■ INPUT RECORDS

[Start of section]

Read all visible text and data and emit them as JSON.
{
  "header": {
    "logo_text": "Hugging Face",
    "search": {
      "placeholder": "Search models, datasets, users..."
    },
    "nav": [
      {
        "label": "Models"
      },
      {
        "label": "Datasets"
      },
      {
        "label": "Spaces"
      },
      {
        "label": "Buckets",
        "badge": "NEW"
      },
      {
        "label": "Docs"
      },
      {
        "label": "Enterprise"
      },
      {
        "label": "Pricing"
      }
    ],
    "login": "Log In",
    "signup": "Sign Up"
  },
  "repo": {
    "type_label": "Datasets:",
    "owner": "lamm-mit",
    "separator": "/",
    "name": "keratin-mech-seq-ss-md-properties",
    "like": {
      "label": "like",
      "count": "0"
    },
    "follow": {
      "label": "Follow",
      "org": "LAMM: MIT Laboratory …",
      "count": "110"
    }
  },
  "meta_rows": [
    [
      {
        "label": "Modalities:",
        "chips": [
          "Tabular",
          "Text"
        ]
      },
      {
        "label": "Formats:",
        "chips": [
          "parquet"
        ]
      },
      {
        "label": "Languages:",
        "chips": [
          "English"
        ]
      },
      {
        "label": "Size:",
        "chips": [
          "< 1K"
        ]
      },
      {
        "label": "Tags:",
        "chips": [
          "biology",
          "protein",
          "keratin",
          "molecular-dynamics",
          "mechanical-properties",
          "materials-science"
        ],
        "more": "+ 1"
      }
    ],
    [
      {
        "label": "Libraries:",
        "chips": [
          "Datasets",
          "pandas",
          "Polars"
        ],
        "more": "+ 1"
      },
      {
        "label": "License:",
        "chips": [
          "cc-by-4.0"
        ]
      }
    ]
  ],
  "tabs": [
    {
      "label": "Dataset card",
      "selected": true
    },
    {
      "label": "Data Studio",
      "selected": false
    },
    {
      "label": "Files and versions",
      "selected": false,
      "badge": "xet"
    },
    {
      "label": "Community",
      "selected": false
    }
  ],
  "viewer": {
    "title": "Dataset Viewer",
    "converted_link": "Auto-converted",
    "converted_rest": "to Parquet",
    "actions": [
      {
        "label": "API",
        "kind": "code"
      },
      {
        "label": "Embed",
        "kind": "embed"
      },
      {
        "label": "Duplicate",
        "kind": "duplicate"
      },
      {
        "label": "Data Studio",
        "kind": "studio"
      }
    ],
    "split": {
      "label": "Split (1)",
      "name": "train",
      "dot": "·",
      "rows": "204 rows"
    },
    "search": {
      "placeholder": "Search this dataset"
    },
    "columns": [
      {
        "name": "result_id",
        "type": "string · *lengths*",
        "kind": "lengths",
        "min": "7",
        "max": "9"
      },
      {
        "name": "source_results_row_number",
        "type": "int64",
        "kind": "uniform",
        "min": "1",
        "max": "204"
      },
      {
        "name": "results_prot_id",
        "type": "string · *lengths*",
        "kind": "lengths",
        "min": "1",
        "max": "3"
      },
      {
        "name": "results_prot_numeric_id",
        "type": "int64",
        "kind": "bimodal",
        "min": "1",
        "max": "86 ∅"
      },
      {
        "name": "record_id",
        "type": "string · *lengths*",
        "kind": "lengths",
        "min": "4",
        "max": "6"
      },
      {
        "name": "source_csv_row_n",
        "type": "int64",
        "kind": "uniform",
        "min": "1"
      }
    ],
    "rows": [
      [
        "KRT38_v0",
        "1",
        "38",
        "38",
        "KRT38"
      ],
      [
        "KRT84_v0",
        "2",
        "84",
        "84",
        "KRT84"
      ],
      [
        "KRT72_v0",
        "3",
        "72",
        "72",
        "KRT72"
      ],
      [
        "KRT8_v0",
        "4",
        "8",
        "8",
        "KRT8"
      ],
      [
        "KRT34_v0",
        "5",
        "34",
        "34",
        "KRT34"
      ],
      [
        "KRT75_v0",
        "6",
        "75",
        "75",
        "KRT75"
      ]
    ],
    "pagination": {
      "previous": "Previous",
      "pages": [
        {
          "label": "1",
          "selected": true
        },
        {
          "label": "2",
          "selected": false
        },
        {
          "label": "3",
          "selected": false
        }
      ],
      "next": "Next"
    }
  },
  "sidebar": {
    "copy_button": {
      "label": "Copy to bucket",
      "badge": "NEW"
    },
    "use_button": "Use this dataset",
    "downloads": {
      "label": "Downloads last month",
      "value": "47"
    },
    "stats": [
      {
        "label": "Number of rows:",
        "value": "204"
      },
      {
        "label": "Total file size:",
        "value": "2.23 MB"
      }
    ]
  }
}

[End of section]

■ EXERCISE
Scan the listing above and identify each line holding the string "selected"; copy every such line.

■ WRITTEN SOLUTION
      "selected": true
      "selected": false
      "selected": false,
      "selected": false
          "selected": true
          "selected": false
          "selected": false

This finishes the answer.